DIRECTION:
Write out each line exactly as given. Leave the pictures out of your copy.

[EXCERPTED DATA start]

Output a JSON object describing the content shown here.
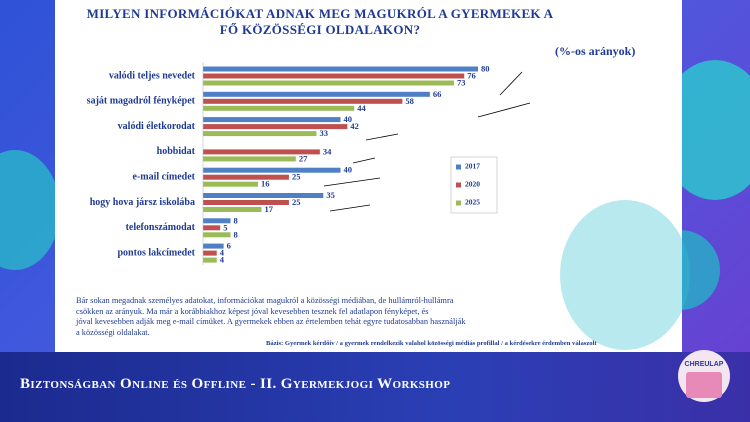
{
  "chart_data": {
    "type": "bar",
    "orientation": "horizontal",
    "title": "MILYEN INFORMÁCIÓKAT ADNAK MEG MAGUKRÓL A GYERMEKEK A FŐ KÖZÖSSÉGI OLDALAKON?",
    "subtitle": "(%-os arányok)",
    "categories": [
      "valódi teljes nevedet",
      "saját magadról fényképet",
      "valódi életkorodat",
      "hobbidat",
      "e-mail címedet",
      "hogy hova jársz iskolába",
      "telefonszámodat",
      "pontos lakcímedet"
    ],
    "series": [
      {
        "name": "2017",
        "color": "#4f7fc4",
        "values": [
          80,
          66,
          40,
          null,
          40,
          35,
          8,
          6
        ]
      },
      {
        "name": "2020",
        "color": "#c0504d",
        "values": [
          76,
          58,
          42,
          34,
          25,
          25,
          5,
          4
        ]
      },
      {
        "name": "2025",
        "color": "#9bbb59",
        "values": [
          73,
          44,
          33,
          27,
          16,
          17,
          8,
          4
        ]
      }
    ],
    "legend": "right"
  },
  "slide": {
    "body_text": [
      "Bár sokan megadnak személyes adatokat, információkat magukról a közösségi médiában, de hullámról-hullámra",
      "csökken az arányuk. Ma már a korábbiakhoz képest jóval kevesebben tesznek fel adatlapon fényképet, és",
      "jóval kevesebben adják meg e-mail címüket. A gyermekek ebben az értelemben tehát egyre tudatosabban használják",
      "a közösségi oldalakat."
    ],
    "source": "Bázis: Gyermek kérdőív / a gyermek rendelkezik valahol közösségi médiás profillal / a kérdésekre érdemben válaszolt",
    "footer": "Biztonságban Online és Offline - II. Gyermekjogi Workshop",
    "logo_text": "CHREULAP"
  }
}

[EXCERPTED DATA end]

OUTPUT:
Output a JSON object describing the content shown here.
{
  "chart_data": {
    "type": "bar",
    "orientation": "horizontal",
    "title": "MILYEN INFORMÁCIÓKAT ADNAK MEG MAGUKRÓL A GYERMEKEK A FŐ KÖZÖSSÉGI OLDALAKON?",
    "subtitle": "(%-os arányok)",
    "categories": [
      "valódi teljes nevedet",
      "saját magadról fényképet",
      "valódi életkorodat",
      "hobbidat",
      "e-mail címedet",
      "hogy hova jársz iskolába",
      "telefonszámodat",
      "pontos lakcímedet"
    ],
    "series": [
      {
        "name": "2017",
        "color": "#4f7fc4",
        "values": [
          80,
          66,
          40,
          null,
          40,
          35,
          8,
          6
        ]
      },
      {
        "name": "2020",
        "color": "#c0504d",
        "values": [
          76,
          58,
          42,
          34,
          25,
          25,
          5,
          4
        ]
      },
      {
        "name": "2025",
        "color": "#9bbb59",
        "values": [
          73,
          44,
          33,
          27,
          16,
          17,
          8,
          4
        ]
      }
    ],
    "legend": "right"
  },
  "slide": {
    "body_text": [
      "Bár sokan megadnak személyes adatokat, információkat magukról a közösségi médiában, de hullámról-hullámra",
      "csökken az arányuk. Ma már a korábbiakhoz képest jóval kevesebben tesznek fel adatlapon fényképet, és",
      "jóval kevesebben adják meg e-mail címüket. A gyermekek ebben az értelemben tehát egyre tudatosabban használják",
      "a közösségi oldalakat."
    ],
    "source": "Bázis: Gyermek kérdőív / a gyermek rendelkezik valahol közösségi médiás profillal / a kérdésekre érdemben válaszolt",
    "footer": "Biztonságban Online és Offline - II. Gyermekjogi Workshop",
    "logo_text": "CHREULAP"
  }
}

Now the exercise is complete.